What you need to do
Return all of the entries exactly, with nothing added or left out.

** Start **

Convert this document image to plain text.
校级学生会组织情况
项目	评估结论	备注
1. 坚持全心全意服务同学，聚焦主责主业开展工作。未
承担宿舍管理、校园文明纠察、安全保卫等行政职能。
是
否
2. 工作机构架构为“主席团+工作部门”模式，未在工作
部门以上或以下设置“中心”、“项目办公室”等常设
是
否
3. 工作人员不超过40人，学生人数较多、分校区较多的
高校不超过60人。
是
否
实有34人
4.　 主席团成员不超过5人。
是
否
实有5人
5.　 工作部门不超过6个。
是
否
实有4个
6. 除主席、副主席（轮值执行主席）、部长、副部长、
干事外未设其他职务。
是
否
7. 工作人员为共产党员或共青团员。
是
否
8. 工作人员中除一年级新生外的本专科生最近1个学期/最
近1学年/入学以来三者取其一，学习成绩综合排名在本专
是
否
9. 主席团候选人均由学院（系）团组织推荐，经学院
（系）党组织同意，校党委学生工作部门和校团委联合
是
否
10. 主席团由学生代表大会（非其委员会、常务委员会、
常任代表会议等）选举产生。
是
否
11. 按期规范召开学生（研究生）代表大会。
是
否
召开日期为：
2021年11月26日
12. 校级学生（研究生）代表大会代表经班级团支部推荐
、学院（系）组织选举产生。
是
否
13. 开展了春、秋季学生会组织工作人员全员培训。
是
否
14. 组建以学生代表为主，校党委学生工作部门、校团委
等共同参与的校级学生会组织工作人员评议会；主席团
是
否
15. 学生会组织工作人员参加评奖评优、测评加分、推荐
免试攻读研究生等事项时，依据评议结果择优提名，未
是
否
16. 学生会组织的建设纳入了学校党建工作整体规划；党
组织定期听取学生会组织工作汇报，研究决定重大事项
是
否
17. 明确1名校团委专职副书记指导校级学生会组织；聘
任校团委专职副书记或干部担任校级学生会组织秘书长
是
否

** End **

Answer to the task
Convert this document image to plain text.
校级学生会组织情况
项目	评估结论	备注
1. 坚持全心全意服务同学，聚焦主责主业开展工作。未
承担宿舍管理、校园文明纠察、安全保卫等行政职能。
是
否
2. 工作机构架构为“主席团+工作部门”模式，未在工作
部门以上或以下设置“中心”、“项目办公室”等常设
是
否
3. 工作人员不超过40人，学生人数较多、分校区较多的
高校不超过60人。
是
否
实有34人
4.　 主席团成员不超过5人。
是
否
实有5人
5.　 工作部门不超过6个。
是
否
实有4个
6. 除主席、副主席（轮值执行主席）、部长、副部长、
干事外未设其他职务。
是
否
7. 工作人员为共产党员或共青团员。
是
否
8. 工作人员中除一年级新生外的本专科生最近1个学期/最
近1学年/入学以来三者取其一，学习成绩综合排名在本专
是
否
9. 主席团候选人均由学院（系）团组织推荐，经学院
（系）党组织同意，校党委学生工作部门和校团委联合
是
否
10. 主席团由学生代表大会（非其委员会、常务委员会、
常任代表会议等）选举产生。
是
否
11. 按期规范召开学生（研究生）代表大会。
是
否
召开日期为：
2021年11月26日
12. 校级学生（研究生）代表大会代表经班级团支部推荐
、学院（系）组织选举产生。
是
否
13. 开展了春、秋季学生会组织工作人员全员培训。
是
否
14. 组建以学生代表为主，校党委学生工作部门、校团委
等共同参与的校级学生会组织工作人员评议会；主席团
是
否
15. 学生会组织工作人员参加评奖评优、测评加分、推荐
免试攻读研究生等事项时，依据评议结果择优提名，未
是
否
16. 学生会组织的建设纳入了学校党建工作整体规划；党
组织定期听取学生会组织工作汇报，研究决定重大事项
是
否
17. 明确1名校团委专职副书记指导校级学生会组织；聘
任校团委专职副书记或干部担任校级学生会组织秘书长
是
否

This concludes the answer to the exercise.